### Description of the task
Skip any picture you find and retype all the remaining lines exactly.

[Supplied data start]

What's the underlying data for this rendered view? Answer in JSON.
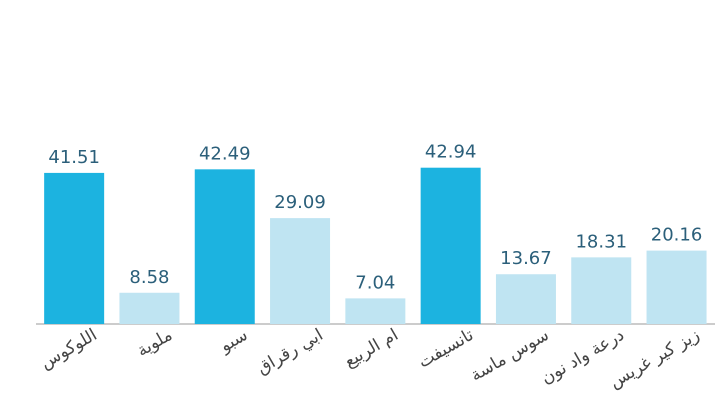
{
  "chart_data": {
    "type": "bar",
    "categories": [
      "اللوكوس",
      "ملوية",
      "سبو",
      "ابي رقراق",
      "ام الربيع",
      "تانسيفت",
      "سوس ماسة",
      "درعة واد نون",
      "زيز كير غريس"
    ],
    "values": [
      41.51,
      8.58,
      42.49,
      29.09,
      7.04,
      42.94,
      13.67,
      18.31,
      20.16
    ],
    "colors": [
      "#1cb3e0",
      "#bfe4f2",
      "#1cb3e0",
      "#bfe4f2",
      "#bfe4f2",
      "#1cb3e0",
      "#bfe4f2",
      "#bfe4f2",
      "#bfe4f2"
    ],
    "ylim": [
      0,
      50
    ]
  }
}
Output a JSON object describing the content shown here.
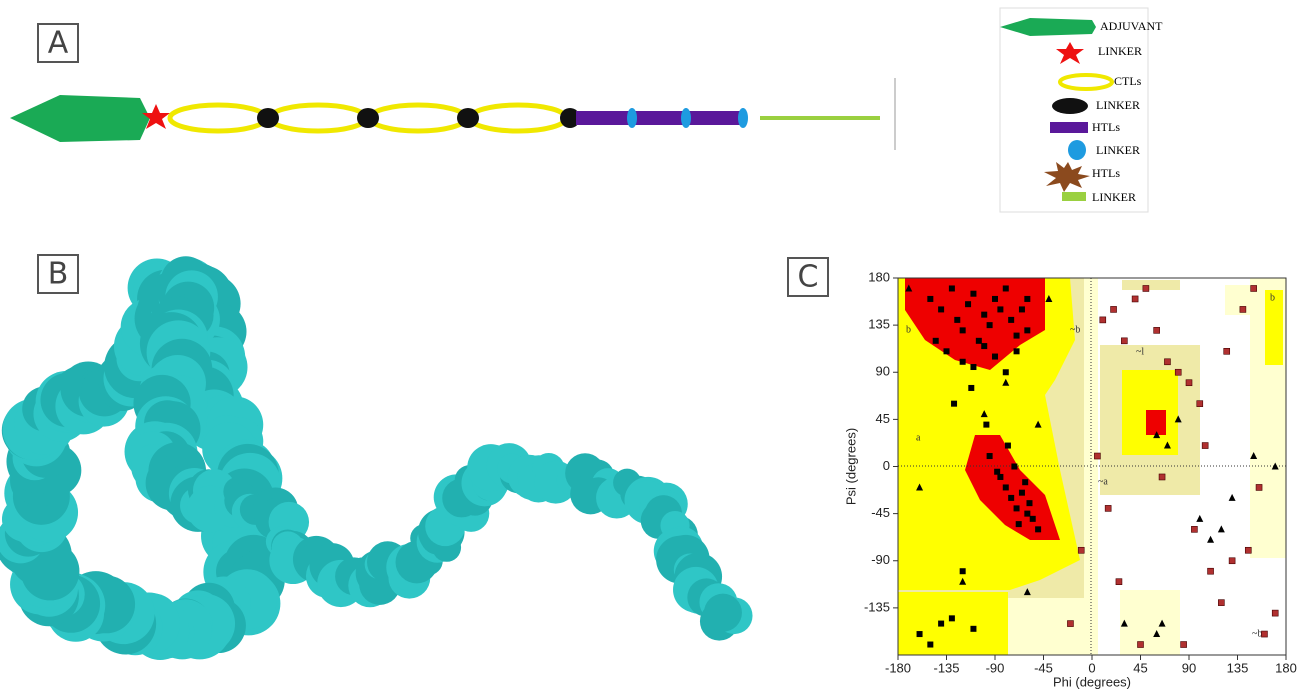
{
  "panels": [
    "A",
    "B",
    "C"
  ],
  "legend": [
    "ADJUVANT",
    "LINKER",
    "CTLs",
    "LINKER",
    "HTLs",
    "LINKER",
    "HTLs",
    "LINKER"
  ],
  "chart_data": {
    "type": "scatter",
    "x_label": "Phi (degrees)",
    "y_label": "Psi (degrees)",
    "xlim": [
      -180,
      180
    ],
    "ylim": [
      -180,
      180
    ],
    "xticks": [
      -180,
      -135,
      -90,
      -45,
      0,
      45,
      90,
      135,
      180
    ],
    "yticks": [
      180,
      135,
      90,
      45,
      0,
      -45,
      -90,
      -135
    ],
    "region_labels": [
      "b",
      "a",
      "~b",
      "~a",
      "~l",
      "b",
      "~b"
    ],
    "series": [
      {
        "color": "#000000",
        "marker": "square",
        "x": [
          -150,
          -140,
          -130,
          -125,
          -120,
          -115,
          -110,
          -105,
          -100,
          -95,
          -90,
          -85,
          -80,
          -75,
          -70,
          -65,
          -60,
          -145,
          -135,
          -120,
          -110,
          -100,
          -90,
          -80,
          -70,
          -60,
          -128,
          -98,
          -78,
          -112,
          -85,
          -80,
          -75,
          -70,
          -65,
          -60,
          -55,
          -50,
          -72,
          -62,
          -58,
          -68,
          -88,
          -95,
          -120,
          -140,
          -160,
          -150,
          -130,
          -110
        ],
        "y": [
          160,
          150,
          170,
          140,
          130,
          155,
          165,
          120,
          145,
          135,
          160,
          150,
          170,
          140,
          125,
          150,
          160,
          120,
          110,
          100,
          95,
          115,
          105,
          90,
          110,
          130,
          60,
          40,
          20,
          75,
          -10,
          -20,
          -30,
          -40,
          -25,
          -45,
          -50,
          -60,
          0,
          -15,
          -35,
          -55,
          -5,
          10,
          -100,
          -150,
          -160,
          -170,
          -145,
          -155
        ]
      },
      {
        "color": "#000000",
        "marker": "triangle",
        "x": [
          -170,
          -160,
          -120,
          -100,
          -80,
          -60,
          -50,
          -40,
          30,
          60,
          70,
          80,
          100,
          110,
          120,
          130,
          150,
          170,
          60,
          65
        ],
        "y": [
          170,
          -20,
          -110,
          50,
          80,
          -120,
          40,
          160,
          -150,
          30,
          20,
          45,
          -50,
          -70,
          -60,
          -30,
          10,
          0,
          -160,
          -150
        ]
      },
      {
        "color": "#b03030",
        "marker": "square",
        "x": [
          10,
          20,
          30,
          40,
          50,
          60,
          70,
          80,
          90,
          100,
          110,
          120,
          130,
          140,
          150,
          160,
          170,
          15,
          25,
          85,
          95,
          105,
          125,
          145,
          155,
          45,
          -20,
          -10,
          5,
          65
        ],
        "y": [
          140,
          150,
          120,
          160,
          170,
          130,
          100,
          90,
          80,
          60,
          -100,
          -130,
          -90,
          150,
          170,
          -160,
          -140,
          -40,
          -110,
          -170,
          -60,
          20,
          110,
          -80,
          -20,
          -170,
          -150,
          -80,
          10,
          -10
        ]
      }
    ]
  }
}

[Supplied data end]

### Written reply
What's the underlying data for this rendered view? Answer in JSON.
{
  "chart_data": {
    "type": "bar",
    "categories": [
      "اللوكوس",
      "ملوية",
      "سبو",
      "ابي رقراق",
      "ام الربيع",
      "تانسيفت",
      "سوس ماسة",
      "درعة واد نون",
      "زيز كير غريس"
    ],
    "values": [
      41.51,
      8.58,
      42.49,
      29.09,
      7.04,
      42.94,
      13.67,
      18.31,
      20.16
    ],
    "colors": [
      "#1cb3e0",
      "#bfe4f2",
      "#1cb3e0",
      "#bfe4f2",
      "#bfe4f2",
      "#1cb3e0",
      "#bfe4f2",
      "#bfe4f2",
      "#bfe4f2"
    ],
    "ylim": [
      0,
      50
    ]
  }
}
Output a JSON object describing the content shown here.
{
  "panels": [
    "A",
    "B",
    "C"
  ],
  "legend": [
    "ADJUVANT",
    "LINKER",
    "CTLs",
    "LINKER",
    "HTLs",
    "LINKER",
    "HTLs",
    "LINKER"
  ],
  "chart_data": {
    "type": "scatter",
    "x_label": "Phi (degrees)",
    "y_label": "Psi (degrees)",
    "xlim": [
      -180,
      180
    ],
    "ylim": [
      -180,
      180
    ],
    "xticks": [
      -180,
      -135,
      -90,
      -45,
      0,
      45,
      90,
      135,
      180
    ],
    "yticks": [
      180,
      135,
      90,
      45,
      0,
      -45,
      -90,
      -135
    ],
    "region_labels": [
      "b",
      "a",
      "~b",
      "~a",
      "~l",
      "b",
      "~b"
    ],
    "series": [
      {
        "color": "#000000",
        "marker": "square",
        "x": [
          -150,
          -140,
          -130,
          -125,
          -120,
          -115,
          -110,
          -105,
          -100,
          -95,
          -90,
          -85,
          -80,
          -75,
          -70,
          -65,
          -60,
          -145,
          -135,
          -120,
          -110,
          -100,
          -90,
          -80,
          -70,
          -60,
          -128,
          -98,
          -78,
          -112,
          -85,
          -80,
          -75,
          -70,
          -65,
          -60,
          -55,
          -50,
          -72,
          -62,
          -58,
          -68,
          -88,
          -95,
          -120,
          -140,
          -160,
          -150,
          -130,
          -110
        ],
        "y": [
          160,
          150,
          170,
          140,
          130,
          155,
          165,
          120,
          145,
          135,
          160,
          150,
          170,
          140,
          125,
          150,
          160,
          120,
          110,
          100,
          95,
          115,
          105,
          90,
          110,
          130,
          60,
          40,
          20,
          75,
          -10,
          -20,
          -30,
          -40,
          -25,
          -45,
          -50,
          -60,
          0,
          -15,
          -35,
          -55,
          -5,
          10,
          -100,
          -150,
          -160,
          -170,
          -145,
          -155
        ]
      },
      {
        "color": "#000000",
        "marker": "triangle",
        "x": [
          -170,
          -160,
          -120,
          -100,
          -80,
          -60,
          -50,
          -40,
          30,
          60,
          70,
          80,
          100,
          110,
          120,
          130,
          150,
          170,
          60,
          65
        ],
        "y": [
          170,
          -20,
          -110,
          50,
          80,
          -120,
          40,
          160,
          -150,
          30,
          20,
          45,
          -50,
          -70,
          -60,
          -30,
          10,
          0,
          -160,
          -150
        ]
      },
      {
        "color": "#b03030",
        "marker": "square",
        "x": [
          10,
          20,
          30,
          40,
          50,
          60,
          70,
          80,
          90,
          100,
          110,
          120,
          130,
          140,
          150,
          160,
          170,
          15,
          25,
          85,
          95,
          105,
          125,
          145,
          155,
          45,
          -20,
          -10,
          5,
          65
        ],
        "y": [
          140,
          150,
          120,
          160,
          170,
          130,
          100,
          90,
          80,
          60,
          -100,
          -130,
          -90,
          150,
          170,
          -160,
          -140,
          -40,
          -110,
          -170,
          -60,
          20,
          110,
          -80,
          -20,
          -170,
          -150,
          -80,
          10,
          -10
        ]
      }
    ]
  }
}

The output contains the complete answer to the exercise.